--- Task goal ---
Write out all of the records precisely. Skip anything that is a picture.

[Collected data]

/---

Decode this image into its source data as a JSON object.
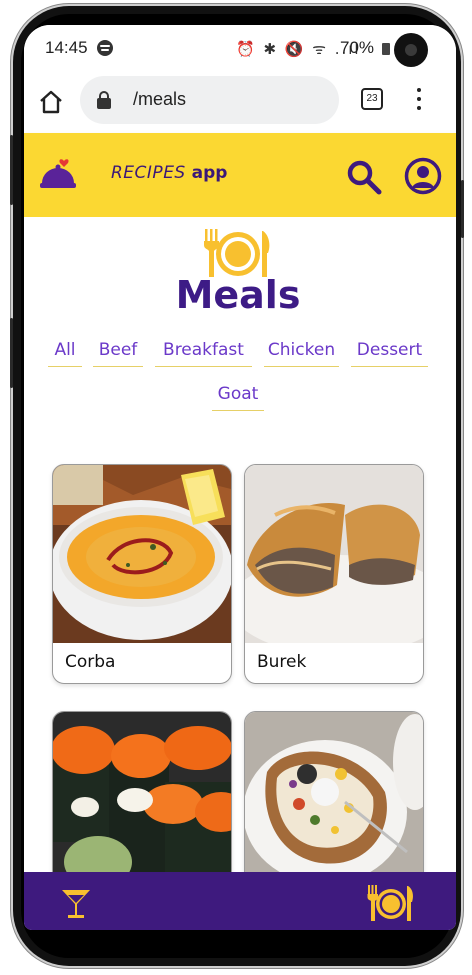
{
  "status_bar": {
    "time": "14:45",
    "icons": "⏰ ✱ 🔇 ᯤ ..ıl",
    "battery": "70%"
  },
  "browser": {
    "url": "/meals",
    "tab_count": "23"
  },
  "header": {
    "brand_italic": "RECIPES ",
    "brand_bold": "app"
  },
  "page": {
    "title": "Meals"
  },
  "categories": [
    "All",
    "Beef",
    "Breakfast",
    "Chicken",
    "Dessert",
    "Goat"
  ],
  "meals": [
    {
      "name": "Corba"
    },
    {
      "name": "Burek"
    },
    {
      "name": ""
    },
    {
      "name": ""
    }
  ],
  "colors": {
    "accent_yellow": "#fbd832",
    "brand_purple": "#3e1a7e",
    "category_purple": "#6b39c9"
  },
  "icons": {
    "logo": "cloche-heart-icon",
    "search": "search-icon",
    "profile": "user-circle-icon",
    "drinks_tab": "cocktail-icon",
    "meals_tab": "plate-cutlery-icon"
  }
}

\---

--- Exercise output ---
Decode this image into its source data as a JSON object.
{
  "status_bar": {
    "time": "14:45",
    "icons": "⏰ ✱ 🔇 ᯤ ..ıl",
    "battery": "70%"
  },
  "browser": {
    "url": "/meals",
    "tab_count": "23"
  },
  "header": {
    "brand_italic": "RECIPES ",
    "brand_bold": "app"
  },
  "page": {
    "title": "Meals"
  },
  "categories": [
    "All",
    "Beef",
    "Breakfast",
    "Chicken",
    "Dessert",
    "Goat"
  ],
  "meals": [
    {
      "name": "Corba"
    },
    {
      "name": "Burek"
    },
    {
      "name": ""
    },
    {
      "name": ""
    }
  ],
  "colors": {
    "accent_yellow": "#fbd832",
    "brand_purple": "#3e1a7e",
    "category_purple": "#6b39c9"
  },
  "icons": {
    "logo": "cloche-heart-icon",
    "search": "search-icon",
    "profile": "user-circle-icon",
    "drinks_tab": "cocktail-icon",
    "meals_tab": "plate-cutlery-icon"
  }
}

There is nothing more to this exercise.